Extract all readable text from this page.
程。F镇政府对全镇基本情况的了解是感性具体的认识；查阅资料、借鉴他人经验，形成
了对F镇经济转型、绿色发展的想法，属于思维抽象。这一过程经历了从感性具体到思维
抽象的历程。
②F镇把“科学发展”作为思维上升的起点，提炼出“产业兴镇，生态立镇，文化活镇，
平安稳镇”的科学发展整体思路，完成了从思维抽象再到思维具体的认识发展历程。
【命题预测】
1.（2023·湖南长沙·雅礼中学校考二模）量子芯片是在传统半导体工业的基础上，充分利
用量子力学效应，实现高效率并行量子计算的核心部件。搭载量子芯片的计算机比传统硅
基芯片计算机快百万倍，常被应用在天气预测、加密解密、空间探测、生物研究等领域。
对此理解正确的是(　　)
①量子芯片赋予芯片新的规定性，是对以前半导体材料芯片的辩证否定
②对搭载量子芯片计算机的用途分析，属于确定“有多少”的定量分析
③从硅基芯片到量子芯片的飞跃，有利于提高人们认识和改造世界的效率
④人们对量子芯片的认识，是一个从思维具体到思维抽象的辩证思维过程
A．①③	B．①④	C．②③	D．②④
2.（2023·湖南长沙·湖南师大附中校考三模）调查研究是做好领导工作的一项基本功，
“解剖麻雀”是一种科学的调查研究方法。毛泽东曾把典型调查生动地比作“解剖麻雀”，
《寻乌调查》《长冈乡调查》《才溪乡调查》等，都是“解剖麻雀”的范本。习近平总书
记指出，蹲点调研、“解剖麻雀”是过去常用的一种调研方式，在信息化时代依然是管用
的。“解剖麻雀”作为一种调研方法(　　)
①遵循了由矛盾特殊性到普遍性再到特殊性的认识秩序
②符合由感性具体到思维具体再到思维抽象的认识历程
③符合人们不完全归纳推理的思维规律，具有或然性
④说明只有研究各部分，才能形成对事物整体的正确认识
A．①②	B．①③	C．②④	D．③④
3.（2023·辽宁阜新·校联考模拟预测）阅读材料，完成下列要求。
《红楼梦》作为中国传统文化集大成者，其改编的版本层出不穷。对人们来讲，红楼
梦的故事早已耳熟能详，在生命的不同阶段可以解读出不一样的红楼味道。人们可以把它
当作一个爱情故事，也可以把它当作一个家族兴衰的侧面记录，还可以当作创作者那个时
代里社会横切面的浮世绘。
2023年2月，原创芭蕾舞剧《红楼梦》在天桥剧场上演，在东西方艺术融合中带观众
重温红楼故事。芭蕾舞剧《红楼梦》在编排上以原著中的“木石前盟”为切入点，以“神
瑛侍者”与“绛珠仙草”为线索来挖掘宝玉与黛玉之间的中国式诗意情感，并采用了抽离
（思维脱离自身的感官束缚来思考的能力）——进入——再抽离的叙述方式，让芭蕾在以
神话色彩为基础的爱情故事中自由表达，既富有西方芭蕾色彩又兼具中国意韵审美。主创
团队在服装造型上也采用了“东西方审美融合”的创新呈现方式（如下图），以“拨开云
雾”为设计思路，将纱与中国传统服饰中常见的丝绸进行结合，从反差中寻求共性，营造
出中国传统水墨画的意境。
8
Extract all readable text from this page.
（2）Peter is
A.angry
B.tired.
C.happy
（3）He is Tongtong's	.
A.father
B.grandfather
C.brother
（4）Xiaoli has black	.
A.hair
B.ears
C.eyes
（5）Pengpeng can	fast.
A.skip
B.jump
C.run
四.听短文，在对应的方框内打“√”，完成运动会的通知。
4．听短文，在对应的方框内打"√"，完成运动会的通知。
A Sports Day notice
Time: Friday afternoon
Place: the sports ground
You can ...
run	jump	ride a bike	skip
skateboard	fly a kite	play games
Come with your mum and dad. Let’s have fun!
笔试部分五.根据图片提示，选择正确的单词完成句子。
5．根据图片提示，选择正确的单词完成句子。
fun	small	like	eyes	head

::::::::

Task brief —
Write the material out exactly, with nothing left out.

Full response —
Extract all readable text from this page.
程。F镇政府对全镇基本情况的了解是感性具体的认识；查阅资料、借鉴他人经验，形成
了对F镇经济转型、绿色发展的想法，属于思维抽象。这一过程经历了从感性具体到思维
抽象的历程。
②F镇把“科学发展”作为思维上升的起点，提炼出“产业兴镇，生态立镇，文化活镇，
平安稳镇”的科学发展整体思路，完成了从思维抽象再到思维具体的认识发展历程。
【命题预测】
1.（2023·湖南长沙·雅礼中学校考二模）量子芯片是在传统半导体工业的基础上，充分利
用量子力学效应，实现高效率并行量子计算的核心部件。搭载量子芯片的计算机比传统硅
基芯片计算机快百万倍，常被应用在天气预测、加密解密、空间探测、生物研究等领域。
对此理解正确的是(　　)
①量子芯片赋予芯片新的规定性，是对以前半导体材料芯片的辩证否定
②对搭载量子芯片计算机的用途分析，属于确定“有多少”的定量分析
③从硅基芯片到量子芯片的飞跃，有利于提高人们认识和改造世界的效率
④人们对量子芯片的认识，是一个从思维具体到思维抽象的辩证思维过程
A．①③	B．①④	C．②③	D．②④
2.（2023·湖南长沙·湖南师大附中校考三模）调查研究是做好领导工作的一项基本功，
“解剖麻雀”是一种科学的调查研究方法。毛泽东曾把典型调查生动地比作“解剖麻雀”，
《寻乌调查》《长冈乡调查》《才溪乡调查》等，都是“解剖麻雀”的范本。习近平总书
记指出，蹲点调研、“解剖麻雀”是过去常用的一种调研方式，在信息化时代依然是管用
的。“解剖麻雀”作为一种调研方法(　　)
①遵循了由矛盾特殊性到普遍性再到特殊性的认识秩序
②符合由感性具体到思维具体再到思维抽象的认识历程
③符合人们不完全归纳推理的思维规律，具有或然性
④说明只有研究各部分，才能形成对事物整体的正确认识
A．①②	B．①③	C．②④	D．③④
3.（2023·辽宁阜新·校联考模拟预测）阅读材料，完成下列要求。
《红楼梦》作为中国传统文化集大成者，其改编的版本层出不穷。对人们来讲，红楼
梦的故事早已耳熟能详，在生命的不同阶段可以解读出不一样的红楼味道。人们可以把它
当作一个爱情故事，也可以把它当作一个家族兴衰的侧面记录，还可以当作创作者那个时
代里社会横切面的浮世绘。
2023年2月，原创芭蕾舞剧《红楼梦》在天桥剧场上演，在东西方艺术融合中带观众
重温红楼故事。芭蕾舞剧《红楼梦》在编排上以原著中的“木石前盟”为切入点，以“神
瑛侍者”与“绛珠仙草”为线索来挖掘宝玉与黛玉之间的中国式诗意情感，并采用了抽离
（思维脱离自身的感官束缚来思考的能力）——进入——再抽离的叙述方式，让芭蕾在以
神话色彩为基础的爱情故事中自由表达，既富有西方芭蕾色彩又兼具中国意韵审美。主创
团队在服装造型上也采用了“东西方审美融合”的创新呈现方式（如下图），以“拨开云
雾”为设计思路，将纱与中国传统服饰中常见的丝绸进行结合，从反差中寻求共性，营造
出中国传统水墨画的意境。
8
Extract all readable text from this page.
（2）Peter is
A.angry
B.tired.
C.happy
（3）He is Tongtong's	.
A.father
B.grandfather
C.brother
（4）Xiaoli has black	.
A.hair
B.ears
C.eyes
（5）Pengpeng can	fast.
A.skip
B.jump
C.run
四.听短文，在对应的方框内打“√”，完成运动会的通知。
4．听短文，在对应的方框内打"√"，完成运动会的通知。
A Sports Day notice
Time: Friday afternoon
Place: the sports ground
You can ...
run	jump	ride a bike	skip
skateboard	fly a kite	play games
Come with your mum and dad. Let’s have fun!
笔试部分五.根据图片提示，选择正确的单词完成句子。
5．根据图片提示，选择正确的单词完成句子。
fun	small	like	eyes	head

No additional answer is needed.